• **EXERCISE DESCRIPTION**
Select lines where the word "devices" appears.

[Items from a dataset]
════════
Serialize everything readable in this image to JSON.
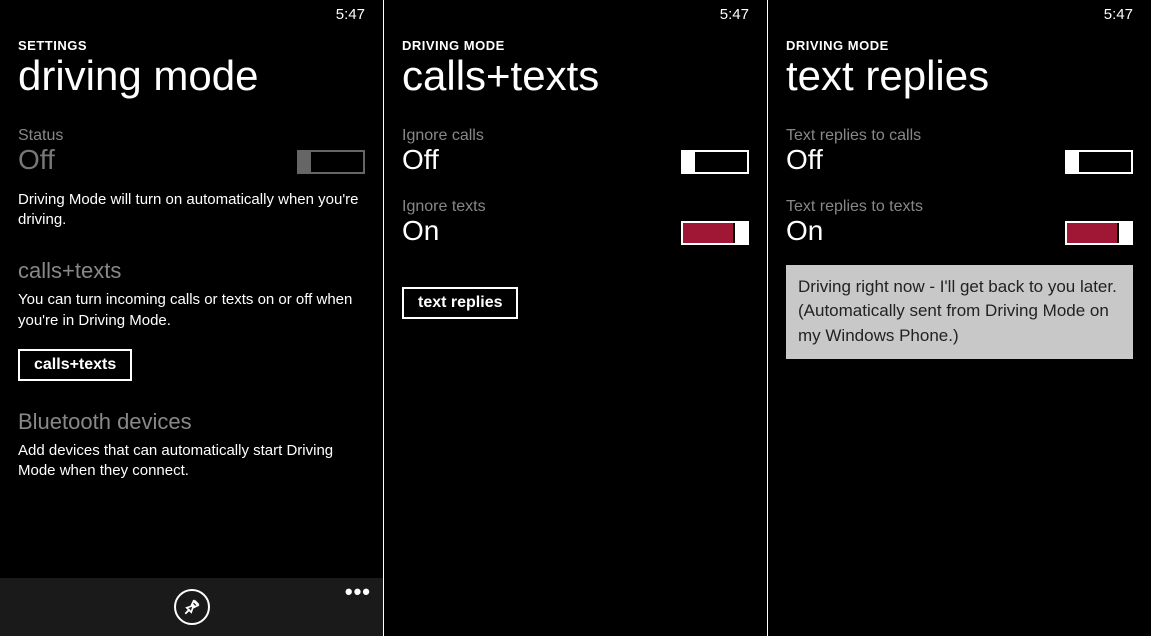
{
  "time": "5:47",
  "screen1": {
    "breadcrumb": "SETTINGS",
    "title": "driving mode",
    "status": {
      "label": "Status",
      "value": "Off",
      "description": "Driving Mode will turn on automatically when you're driving."
    },
    "callsTexts": {
      "title": "calls+texts",
      "description": "You can turn incoming calls or texts on or off when you're in Driving Mode.",
      "button": "calls+texts"
    },
    "bluetooth": {
      "title": "Bluetooth devices",
      "description": "Add devices that can automatically start Driving Mode when they connect."
    }
  },
  "screen2": {
    "breadcrumb": "DRIVING MODE",
    "title": "calls+texts",
    "ignoreCalls": {
      "label": "Ignore calls",
      "value": "Off"
    },
    "ignoreTexts": {
      "label": "Ignore texts",
      "value": "On"
    },
    "button": "text replies"
  },
  "screen3": {
    "breadcrumb": "DRIVING MODE",
    "title": "text replies",
    "repliesCalls": {
      "label": "Text replies to calls",
      "value": "Off"
    },
    "repliesTexts": {
      "label": "Text replies to texts",
      "value": "On"
    },
    "message": "Driving right now - I'll get back to you later. (Automatically sent from Driving Mode on my Windows Phone.)"
  }
}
════════
• **ANSWER TO THE TASK**
      "title": "Bluetooth devices",
      "description": "Add devices that can automatically start Driving Mode when they connect."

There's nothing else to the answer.